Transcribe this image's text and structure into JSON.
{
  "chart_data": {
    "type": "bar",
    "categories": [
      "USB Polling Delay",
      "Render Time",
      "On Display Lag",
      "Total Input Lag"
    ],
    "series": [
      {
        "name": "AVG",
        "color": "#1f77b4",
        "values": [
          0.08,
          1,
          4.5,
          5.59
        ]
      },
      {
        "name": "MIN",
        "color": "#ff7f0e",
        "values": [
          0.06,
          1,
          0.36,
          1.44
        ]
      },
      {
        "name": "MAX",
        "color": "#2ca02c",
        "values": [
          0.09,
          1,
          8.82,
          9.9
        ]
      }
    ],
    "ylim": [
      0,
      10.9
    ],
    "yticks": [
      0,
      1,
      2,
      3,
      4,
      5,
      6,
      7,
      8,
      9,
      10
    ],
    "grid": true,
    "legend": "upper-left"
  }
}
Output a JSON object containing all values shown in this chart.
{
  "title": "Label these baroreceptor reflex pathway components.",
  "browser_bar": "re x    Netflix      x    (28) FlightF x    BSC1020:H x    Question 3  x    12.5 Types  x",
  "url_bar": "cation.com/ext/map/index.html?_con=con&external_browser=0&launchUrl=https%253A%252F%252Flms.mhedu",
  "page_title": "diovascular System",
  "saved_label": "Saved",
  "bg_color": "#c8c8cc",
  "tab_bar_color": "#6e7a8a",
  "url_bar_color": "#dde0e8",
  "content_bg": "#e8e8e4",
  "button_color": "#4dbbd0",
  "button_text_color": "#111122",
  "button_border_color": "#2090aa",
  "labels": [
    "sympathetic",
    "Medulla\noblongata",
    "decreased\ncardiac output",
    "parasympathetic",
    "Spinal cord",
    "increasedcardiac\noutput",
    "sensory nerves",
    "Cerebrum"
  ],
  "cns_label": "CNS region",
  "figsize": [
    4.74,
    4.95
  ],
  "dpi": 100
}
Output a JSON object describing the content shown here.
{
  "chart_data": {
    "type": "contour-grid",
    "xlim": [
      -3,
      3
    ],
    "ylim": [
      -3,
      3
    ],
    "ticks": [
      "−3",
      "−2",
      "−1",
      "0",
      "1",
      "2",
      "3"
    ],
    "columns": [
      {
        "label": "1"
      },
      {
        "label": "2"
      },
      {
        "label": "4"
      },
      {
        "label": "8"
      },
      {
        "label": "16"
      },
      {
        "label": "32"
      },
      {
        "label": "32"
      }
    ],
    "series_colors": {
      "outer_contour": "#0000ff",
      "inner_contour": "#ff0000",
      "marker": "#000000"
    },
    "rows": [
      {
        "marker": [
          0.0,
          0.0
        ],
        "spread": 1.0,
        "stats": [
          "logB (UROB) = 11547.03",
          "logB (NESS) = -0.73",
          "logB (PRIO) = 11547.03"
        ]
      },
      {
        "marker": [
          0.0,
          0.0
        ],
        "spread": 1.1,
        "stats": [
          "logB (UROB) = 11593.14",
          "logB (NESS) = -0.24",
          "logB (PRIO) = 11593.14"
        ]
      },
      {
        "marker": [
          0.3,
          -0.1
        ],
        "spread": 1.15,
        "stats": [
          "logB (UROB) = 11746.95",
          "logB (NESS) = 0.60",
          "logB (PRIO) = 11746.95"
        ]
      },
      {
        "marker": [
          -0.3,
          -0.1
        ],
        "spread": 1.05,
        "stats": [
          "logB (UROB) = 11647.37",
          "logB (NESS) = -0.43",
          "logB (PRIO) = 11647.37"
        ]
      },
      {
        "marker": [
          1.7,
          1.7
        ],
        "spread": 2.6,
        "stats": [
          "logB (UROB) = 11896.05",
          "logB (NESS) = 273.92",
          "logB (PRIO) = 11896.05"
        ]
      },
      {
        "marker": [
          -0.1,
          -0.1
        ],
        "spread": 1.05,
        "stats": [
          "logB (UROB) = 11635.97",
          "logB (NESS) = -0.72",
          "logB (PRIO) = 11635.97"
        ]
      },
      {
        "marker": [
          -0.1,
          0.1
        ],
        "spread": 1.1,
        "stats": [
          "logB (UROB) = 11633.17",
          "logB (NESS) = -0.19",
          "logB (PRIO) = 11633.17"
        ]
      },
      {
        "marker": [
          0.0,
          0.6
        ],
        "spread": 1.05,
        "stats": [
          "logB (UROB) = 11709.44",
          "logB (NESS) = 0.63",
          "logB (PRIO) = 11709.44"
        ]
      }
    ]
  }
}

● ● ● ●

Exact copies of all the records are required.

Transcribe this image's text and structure into JSON.
{
  "chart_data": {
    "type": "bar",
    "categories": [
      "USB Polling Delay",
      "Render Time",
      "On Display Lag",
      "Total Input Lag"
    ],
    "series": [
      {
        "name": "AVG",
        "color": "#1f77b4",
        "values": [
          0.08,
          1,
          4.5,
          5.59
        ]
      },
      {
        "name": "MIN",
        "color": "#ff7f0e",
        "values": [
          0.06,
          1,
          0.36,
          1.44
        ]
      },
      {
        "name": "MAX",
        "color": "#2ca02c",
        "values": [
          0.09,
          1,
          8.82,
          9.9
        ]
      }
    ],
    "ylim": [
      0,
      10.9
    ],
    "yticks": [
      0,
      1,
      2,
      3,
      4,
      5,
      6,
      7,
      8,
      9,
      10
    ],
    "grid": true,
    "legend": "upper-left"
  }
}
Output a JSON object containing all values shown in this chart.
{
  "title": "Label these baroreceptor reflex pathway components.",
  "browser_bar": "re x    Netflix      x    (28) FlightF x    BSC1020:H x    Question 3  x    12.5 Types  x",
  "url_bar": "cation.com/ext/map/index.html?_con=con&external_browser=0&launchUrl=https%253A%252F%252Flms.mhedu",
  "page_title": "diovascular System",
  "saved_label": "Saved",
  "bg_color": "#c8c8cc",
  "tab_bar_color": "#6e7a8a",
  "url_bar_color": "#dde0e8",
  "content_bg": "#e8e8e4",
  "button_color": "#4dbbd0",
  "button_text_color": "#111122",
  "button_border_color": "#2090aa",
  "labels": [
    "sympathetic",
    "Medulla\noblongata",
    "decreased\ncardiac output",
    "parasympathetic",
    "Spinal cord",
    "increasedcardiac\noutput",
    "sensory nerves",
    "Cerebrum"
  ],
  "cns_label": "CNS region",
  "figsize": [
    4.74,
    4.95
  ],
  "dpi": 100
}
Output a JSON object describing the content shown here.
{
  "chart_data": {
    "type": "contour-grid",
    "xlim": [
      -3,
      3
    ],
    "ylim": [
      -3,
      3
    ],
    "ticks": [
      "−3",
      "−2",
      "−1",
      "0",
      "1",
      "2",
      "3"
    ],
    "columns": [
      {
        "label": "1"
      },
      {
        "label": "2"
      },
      {
        "label": "4"
      },
      {
        "label": "8"
      },
      {
        "label": "16"
      },
      {
        "label": "32"
      },
      {
        "label": "32"
      }
    ],
    "series_colors": {
      "outer_contour": "#0000ff",
      "inner_contour": "#ff0000",
      "marker": "#000000"
    },
    "rows": [
      {
        "marker": [
          0.0,
          0.0
        ],
        "spread": 1.0,
        "stats": [
          "logB (UROB) = 11547.03",
          "logB (NESS) = -0.73",
          "logB (PRIO) = 11547.03"
        ]
      },
      {
        "marker": [
          0.0,
          0.0
        ],
        "spread": 1.1,
        "stats": [
          "logB (UROB) = 11593.14",
          "logB (NESS) = -0.24",
          "logB (PRIO) = 11593.14"
        ]
      },
      {
        "marker": [
          0.3,
          -0.1
        ],
        "spread": 1.15,
        "stats": [
          "logB (UROB) = 11746.95",
          "logB (NESS) = 0.60",
          "logB (PRIO) = 11746.95"
        ]
      },
      {
        "marker": [
          -0.3,
          -0.1
        ],
        "spread": 1.05,
        "stats": [
          "logB (UROB) = 11647.37",
          "logB (NESS) = -0.43",
          "logB (PRIO) = 11647.37"
        ]
      },
      {
        "marker": [
          1.7,
          1.7
        ],
        "spread": 2.6,
        "stats": [
          "logB (UROB) = 11896.05",
          "logB (NESS) = 273.92",
          "logB (PRIO) = 11896.05"
        ]
      },
      {
        "marker": [
          -0.1,
          -0.1
        ],
        "spread": 1.05,
        "stats": [
          "logB (UROB) = 11635.97",
          "logB (NESS) = -0.72",
          "logB (PRIO) = 11635.97"
        ]
      },
      {
        "marker": [
          -0.1,
          0.1
        ],
        "spread": 1.1,
        "stats": [
          "logB (UROB) = 11633.17",
          "logB (NESS) = -0.19",
          "logB (PRIO) = 11633.17"
        ]
      },
      {
        "marker": [
          0.0,
          0.6
        ],
        "spread": 1.05,
        "stats": [
          "logB (UROB) = 11709.44",
          "logB (NESS) = 0.63",
          "logB (PRIO) = 11709.44"
        ]
      }
    ]
  }
}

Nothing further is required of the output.